Manche sehen in der Paketbranche Wild-West-Methoden - unter anderem deswegen, weil große Logistiker wie Amazon oder Hermes in den meisten Fällen Fremdfirmen beauftragen, also Subunternehmen. Und dort gelten oft keine Tarifverträge. Unter den Großen hat einzig DHL ihre Paketboten weitestgehend im eigenen Betrieb angestellt. Hier gelten auf der letzten Meile also Tarifverträge.

Bei anderen Paketdienstleistern geht es weniger fair zu, stellen Beobachter seit langem fest. Denn in vielen der beauftragten Subunternehmen gibt es keine Betriebsräte. "Kontrollen bringen immer wieder schlechte oder rechtswidrige Arbeitsbedingungen zutage, darunter Verstöße gegen das Mindestlohngesetz. Ebenso Scheinselbständigkeit sowie die Missachtung notwendiger Maßnahmen des Arbeits- und Gesundheitsschutzes", so die Dienstleistungsgewerkschaft Verdi.

Geringerer Verdienst, unübliche Arbeitszeiten

So sind Paketboten häufig auch "atypisch" beschäftigt. Das sind befristete Anstellungen, Teilzeitbeschäftigung oder Beschäftigte in Zeitarbeit. Das trifft laut Statistischem Bundesamt auf fast 29 Prozent der Vollzeit-Branchenbeschäftigten zu. Zum Vergleich: Über alle Branchen hinweg liegt der Durchschnitt bei 19 Prozent. "In der Post- und Paketbranche arbeiten Erwerbstätige nicht nur zu vergleichsweise geringen Verdiensten, sondern oft auch zu unüblichen Zeiten", so die Statistiker weiter. Knapp 60 Prozent der Zusteller müssen auch am Wochenende arbeiten. In der Gesamtwirtschaft liegt der Anteil bei der Hälfte.

=== Angezeigte Daten ===

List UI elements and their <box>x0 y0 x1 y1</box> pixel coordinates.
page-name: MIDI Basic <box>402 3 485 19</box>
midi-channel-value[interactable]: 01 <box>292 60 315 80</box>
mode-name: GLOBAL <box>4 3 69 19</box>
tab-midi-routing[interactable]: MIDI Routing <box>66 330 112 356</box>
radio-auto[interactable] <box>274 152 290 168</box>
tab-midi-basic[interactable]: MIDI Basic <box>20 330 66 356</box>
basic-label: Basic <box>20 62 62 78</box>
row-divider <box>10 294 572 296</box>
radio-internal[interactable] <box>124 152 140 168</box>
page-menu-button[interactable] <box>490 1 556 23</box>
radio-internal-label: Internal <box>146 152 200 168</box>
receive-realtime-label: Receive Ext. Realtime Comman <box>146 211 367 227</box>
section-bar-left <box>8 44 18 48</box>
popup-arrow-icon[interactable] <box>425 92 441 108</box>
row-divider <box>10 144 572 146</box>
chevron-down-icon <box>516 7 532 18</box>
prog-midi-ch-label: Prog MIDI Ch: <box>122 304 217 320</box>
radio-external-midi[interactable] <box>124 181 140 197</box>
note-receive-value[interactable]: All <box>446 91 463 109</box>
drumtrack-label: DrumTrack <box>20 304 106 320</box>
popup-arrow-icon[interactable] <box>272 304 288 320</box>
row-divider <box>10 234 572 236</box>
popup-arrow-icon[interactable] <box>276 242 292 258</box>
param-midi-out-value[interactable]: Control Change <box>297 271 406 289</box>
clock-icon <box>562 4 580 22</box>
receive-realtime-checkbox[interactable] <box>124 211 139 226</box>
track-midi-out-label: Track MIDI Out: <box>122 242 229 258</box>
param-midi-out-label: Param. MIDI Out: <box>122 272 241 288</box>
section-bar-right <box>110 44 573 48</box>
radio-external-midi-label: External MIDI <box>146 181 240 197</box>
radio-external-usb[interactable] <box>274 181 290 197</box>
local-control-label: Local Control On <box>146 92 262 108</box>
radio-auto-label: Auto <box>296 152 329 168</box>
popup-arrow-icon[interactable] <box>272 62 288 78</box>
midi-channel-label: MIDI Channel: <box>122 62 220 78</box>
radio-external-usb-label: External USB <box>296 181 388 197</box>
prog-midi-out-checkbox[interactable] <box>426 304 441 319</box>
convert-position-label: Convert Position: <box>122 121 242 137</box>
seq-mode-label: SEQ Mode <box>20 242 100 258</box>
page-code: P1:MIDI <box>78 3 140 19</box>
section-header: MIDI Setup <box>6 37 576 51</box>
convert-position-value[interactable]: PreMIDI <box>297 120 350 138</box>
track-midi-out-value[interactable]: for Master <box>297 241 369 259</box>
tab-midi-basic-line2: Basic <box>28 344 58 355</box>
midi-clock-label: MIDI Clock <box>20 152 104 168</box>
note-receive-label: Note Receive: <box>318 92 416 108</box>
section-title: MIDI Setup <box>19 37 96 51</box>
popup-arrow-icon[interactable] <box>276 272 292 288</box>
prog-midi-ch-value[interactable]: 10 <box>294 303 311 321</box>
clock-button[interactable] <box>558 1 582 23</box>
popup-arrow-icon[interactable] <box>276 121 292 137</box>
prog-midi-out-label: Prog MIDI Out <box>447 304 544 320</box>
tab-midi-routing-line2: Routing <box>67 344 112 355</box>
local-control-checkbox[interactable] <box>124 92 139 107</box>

=== Arbeitsaufträge ===
a – Tippen Sie aus dem Auszug über die Paketbranche alles von "Manche sehen in" bis hinunter zu "die Dienstleistungsgewerkschaft Verdi." ab.
b – Stimmen diese Aussagen mit dem Auszug über die Paketbranche überein? Antworten Sie jeweils mit Ja oder Nein und zitieren Sie die entscheidenden Worte wörtlich.
(i) DHL hat als einziger der großen Logistiker seine Paketboten weitestgehend im eigenen Betrieb angestellt.
(ii) Über alle Branchen hinweg sind im Durchschnitt 29 Prozent atypisch beschäftigt.
(iii) In der Gesamtwirtschaft arbeitet ein Drittel der Beschäftigten auch am Wochenende.
c – Welche Arten atypischer Beschäftigung zählt der Auszug über die Paketbranche auf?
Die Datensätze braucht man hier nicht.

=== Die Lösungen ===
a –
Manche sehen in der Paketbranche Wild-West-Methoden - unter anderem deswegen, weil große Logistiker wie Amazon oder Hermes in den meisten Fällen Fremdfirmen beauftragen, also Subunternehmen. Und dort gelten oft keine Tarifverträge. Unter den Großen hat einzig DHL ihre Paketboten weitestgehend im eigenen Betrieb angestellt. Hier gelten auf der letzten Meile also Tarifverträge.

Bei anderen Paketdienstleistern geht es weniger fair zu, stellen Beobachter seit langem fest. Denn in vielen der beauftragten Subunternehmen gibt es keine Betriebsräte. "Kontrollen bringen immer wieder schlechte oder rechtswidrige Arbeitsbedingungen zutage, darunter Verstöße gegen das Mindestlohngesetz. Ebenso Scheinselbständigkeit sowie die Missachtung notwendiger Maßnahmen des Arbeits- und Gesundheitsschutzes", so die Dienstleistungsgewerkschaft Verdi.

b –
(i) Ja: "Unter den Großen hat einzig DHL ihre Paketboten weitestgehend im eigenen Betrieb angestellt."
(ii) Nein: "Über alle Branchen hinweg liegt der Durchschnitt bei 19 Prozent."
(iii) Nein: "In der Gesamtwirtschaft liegt der Anteil bei der Hälfte."

c –
- befristete Anstellungen
- Teilzeitbeschäftigung
- Beschäftigte in Zeitarbeit